Return the whole listing exactly as it stands.

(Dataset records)
----------------------------------------

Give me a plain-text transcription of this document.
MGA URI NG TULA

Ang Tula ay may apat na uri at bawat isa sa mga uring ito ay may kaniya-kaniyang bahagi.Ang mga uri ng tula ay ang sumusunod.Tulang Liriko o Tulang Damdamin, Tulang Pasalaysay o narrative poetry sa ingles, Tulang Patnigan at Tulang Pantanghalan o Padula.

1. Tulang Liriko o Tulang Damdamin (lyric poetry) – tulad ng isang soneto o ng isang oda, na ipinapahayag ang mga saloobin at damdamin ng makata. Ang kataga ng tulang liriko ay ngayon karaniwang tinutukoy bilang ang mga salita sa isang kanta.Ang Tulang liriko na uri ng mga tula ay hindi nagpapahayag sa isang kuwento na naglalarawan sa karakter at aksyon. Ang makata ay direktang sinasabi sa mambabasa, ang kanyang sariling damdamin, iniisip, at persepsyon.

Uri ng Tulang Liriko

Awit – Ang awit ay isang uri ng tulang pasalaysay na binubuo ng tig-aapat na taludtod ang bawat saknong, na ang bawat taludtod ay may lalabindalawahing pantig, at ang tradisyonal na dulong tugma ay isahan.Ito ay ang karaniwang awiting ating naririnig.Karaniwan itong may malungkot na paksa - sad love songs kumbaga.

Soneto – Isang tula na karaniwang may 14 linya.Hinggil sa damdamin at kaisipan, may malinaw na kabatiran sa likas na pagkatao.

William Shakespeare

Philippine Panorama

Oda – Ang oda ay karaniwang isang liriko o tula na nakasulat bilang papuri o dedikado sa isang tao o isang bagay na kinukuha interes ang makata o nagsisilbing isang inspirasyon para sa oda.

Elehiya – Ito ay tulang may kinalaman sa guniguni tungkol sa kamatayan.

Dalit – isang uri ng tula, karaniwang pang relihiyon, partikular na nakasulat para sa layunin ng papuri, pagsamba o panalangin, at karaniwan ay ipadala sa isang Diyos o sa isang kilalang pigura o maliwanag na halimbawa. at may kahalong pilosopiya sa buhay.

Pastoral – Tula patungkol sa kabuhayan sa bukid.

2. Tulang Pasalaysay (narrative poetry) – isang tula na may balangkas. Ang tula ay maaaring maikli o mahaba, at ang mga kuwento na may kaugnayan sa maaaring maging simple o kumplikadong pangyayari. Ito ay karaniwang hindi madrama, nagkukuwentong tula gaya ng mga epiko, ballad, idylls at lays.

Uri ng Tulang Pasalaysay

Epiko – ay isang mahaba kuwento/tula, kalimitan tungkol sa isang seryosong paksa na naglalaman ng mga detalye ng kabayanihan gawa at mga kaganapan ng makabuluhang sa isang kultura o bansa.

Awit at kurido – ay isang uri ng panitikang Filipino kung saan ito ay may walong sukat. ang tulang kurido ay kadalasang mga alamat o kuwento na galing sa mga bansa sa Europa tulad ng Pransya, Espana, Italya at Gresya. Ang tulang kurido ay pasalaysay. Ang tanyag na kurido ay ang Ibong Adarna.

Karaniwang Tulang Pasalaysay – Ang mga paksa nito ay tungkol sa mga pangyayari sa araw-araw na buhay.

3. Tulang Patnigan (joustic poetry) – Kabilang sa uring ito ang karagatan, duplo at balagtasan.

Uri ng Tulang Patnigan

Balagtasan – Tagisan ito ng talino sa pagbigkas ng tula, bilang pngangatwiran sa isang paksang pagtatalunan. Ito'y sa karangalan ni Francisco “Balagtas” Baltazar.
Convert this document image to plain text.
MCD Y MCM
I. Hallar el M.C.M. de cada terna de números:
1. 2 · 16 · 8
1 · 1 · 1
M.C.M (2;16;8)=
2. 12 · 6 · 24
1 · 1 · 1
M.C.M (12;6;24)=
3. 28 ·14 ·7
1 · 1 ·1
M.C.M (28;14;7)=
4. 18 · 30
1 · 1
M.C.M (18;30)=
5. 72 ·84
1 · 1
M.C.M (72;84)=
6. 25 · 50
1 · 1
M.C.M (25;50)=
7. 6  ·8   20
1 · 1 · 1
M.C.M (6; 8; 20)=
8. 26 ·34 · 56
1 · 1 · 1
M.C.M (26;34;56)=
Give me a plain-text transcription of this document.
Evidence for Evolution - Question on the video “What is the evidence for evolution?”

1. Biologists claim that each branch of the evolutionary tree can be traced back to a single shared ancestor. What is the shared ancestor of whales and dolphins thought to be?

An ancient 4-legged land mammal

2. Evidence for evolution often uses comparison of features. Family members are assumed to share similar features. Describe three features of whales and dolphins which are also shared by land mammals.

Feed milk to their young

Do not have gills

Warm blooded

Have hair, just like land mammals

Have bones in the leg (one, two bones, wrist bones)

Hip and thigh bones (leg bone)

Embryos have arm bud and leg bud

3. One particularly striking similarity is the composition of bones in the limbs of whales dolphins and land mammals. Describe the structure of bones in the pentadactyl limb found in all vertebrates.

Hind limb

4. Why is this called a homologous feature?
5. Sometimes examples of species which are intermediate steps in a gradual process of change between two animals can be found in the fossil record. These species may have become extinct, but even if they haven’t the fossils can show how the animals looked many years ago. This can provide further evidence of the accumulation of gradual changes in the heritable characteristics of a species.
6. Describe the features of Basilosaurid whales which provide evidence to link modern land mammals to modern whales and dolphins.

----------------------------------------

Solution for this exercise:
Give me a plain-text transcription of this document.
MGA URI NG TULA

Ang Tula ay may apat na uri at bawat isa sa mga uring ito ay may kaniya-kaniyang bahagi.Ang mga uri ng tula ay ang sumusunod.Tulang Liriko o Tulang Damdamin, Tulang Pasalaysay o narrative poetry sa ingles, Tulang Patnigan at Tulang Pantanghalan o Padula.

1. Tulang Liriko o Tulang Damdamin (lyric poetry) – tulad ng isang soneto o ng isang oda, na ipinapahayag ang mga saloobin at damdamin ng makata. Ang kataga ng tulang liriko ay ngayon karaniwang tinutukoy bilang ang mga salita sa isang kanta.Ang Tulang liriko na uri ng mga tula ay hindi nagpapahayag sa isang kuwento na naglalarawan sa karakter at aksyon. Ang makata ay direktang sinasabi sa mambabasa, ang kanyang sariling damdamin, iniisip, at persepsyon.

Uri ng Tulang Liriko

Awit – Ang awit ay isang uri ng tulang pasalaysay na binubuo ng tig-aapat na taludtod ang bawat saknong, na ang bawat taludtod ay may lalabindalawahing pantig, at ang tradisyonal na dulong tugma ay isahan.Ito ay ang karaniwang awiting ating naririnig.Karaniwan itong may malungkot na paksa - sad love songs kumbaga.

Soneto – Isang tula na karaniwang may 14 linya.Hinggil sa damdamin at kaisipan, may malinaw na kabatiran sa likas na pagkatao.

William Shakespeare

Philippine Panorama

Oda – Ang oda ay karaniwang isang liriko o tula na nakasulat bilang papuri o dedikado sa isang tao o isang bagay na kinukuha interes ang makata o nagsisilbing isang inspirasyon para sa oda.

Elehiya – Ito ay tulang may kinalaman sa guniguni tungkol sa kamatayan.

Dalit – isang uri ng tula, karaniwang pang relihiyon, partikular na nakasulat para sa layunin ng papuri, pagsamba o panalangin, at karaniwan ay ipadala sa isang Diyos o sa isang kilalang pigura o maliwanag na halimbawa. at may kahalong pilosopiya sa buhay.

Pastoral – Tula patungkol sa kabuhayan sa bukid.

2. Tulang Pasalaysay (narrative poetry) – isang tula na may balangkas. Ang tula ay maaaring maikli o mahaba, at ang mga kuwento na may kaugnayan sa maaaring maging simple o kumplikadong pangyayari. Ito ay karaniwang hindi madrama, nagkukuwentong tula gaya ng mga epiko, ballad, idylls at lays.

Uri ng Tulang Pasalaysay

Epiko – ay isang mahaba kuwento/tula, kalimitan tungkol sa isang seryosong paksa na naglalaman ng mga detalye ng kabayanihan gawa at mga kaganapan ng makabuluhang sa isang kultura o bansa.

Awit at kurido – ay isang uri ng panitikang Filipino kung saan ito ay may walong sukat. ang tulang kurido ay kadalasang mga alamat o kuwento na galing sa mga bansa sa Europa tulad ng Pransya, Espana, Italya at Gresya. Ang tulang kurido ay pasalaysay. Ang tanyag na kurido ay ang Ibong Adarna.

Karaniwang Tulang Pasalaysay – Ang mga paksa nito ay tungkol sa mga pangyayari sa araw-araw na buhay.

3. Tulang Patnigan (joustic poetry) – Kabilang sa uring ito ang karagatan, duplo at balagtasan.

Uri ng Tulang Patnigan

Balagtasan – Tagisan ito ng talino sa pagbigkas ng tula, bilang pngangatwiran sa isang paksang pagtatalunan. Ito'y sa karangalan ni Francisco “Balagtas” Baltazar.
Convert this document image to plain text.
MCD Y MCM
I. Hallar el M.C.M. de cada terna de números:
1. 2 · 16 · 8
1 · 1 · 1
M.C.M (2;16;8)=
2. 12 · 6 · 24
1 · 1 · 1
M.C.M (12;6;24)=
3. 28 ·14 ·7
1 · 1 ·1
M.C.M (28;14;7)=
4. 18 · 30
1 · 1
M.C.M (18;30)=
5. 72 ·84
1 · 1
M.C.M (72;84)=
6. 25 · 50
1 · 1
M.C.M (25;50)=
7. 6  ·8   20
1 · 1 · 1
M.C.M (6; 8; 20)=
8. 26 ·34 · 56
1 · 1 · 1
M.C.M (26;34;56)=
Give me a plain-text transcription of this document.
Evidence for Evolution - Question on the video “What is the evidence for evolution?”

1. Biologists claim that each branch of the evolutionary tree can be traced back to a single shared ancestor. What is the shared ancestor of whales and dolphins thought to be?

An ancient 4-legged land mammal

2. Evidence for evolution often uses comparison of features. Family members are assumed to share similar features. Describe three features of whales and dolphins which are also shared by land mammals.

Feed milk to their young

Do not have gills

Warm blooded

Have hair, just like land mammals

Have bones in the leg (one, two bones, wrist bones)

Hip and thigh bones (leg bone)

Embryos have arm bud and leg bud

3. One particularly striking similarity is the composition of bones in the limbs of whales dolphins and land mammals. Describe the structure of bones in the pentadactyl limb found in all vertebrates.

Hind limb

4. Why is this called a homologous feature?
5. Sometimes examples of species which are intermediate steps in a gradual process of change between two animals can be found in the fossil record. These species may have become extinct, but even if they haven’t the fossils can show how the animals looked many years ago. This can provide further evidence of the accumulation of gradual changes in the heritable characteristics of a species.
6. Describe the features of Basilosaurid whales which provide evidence to link modern land mammals to modern whales and dolphins.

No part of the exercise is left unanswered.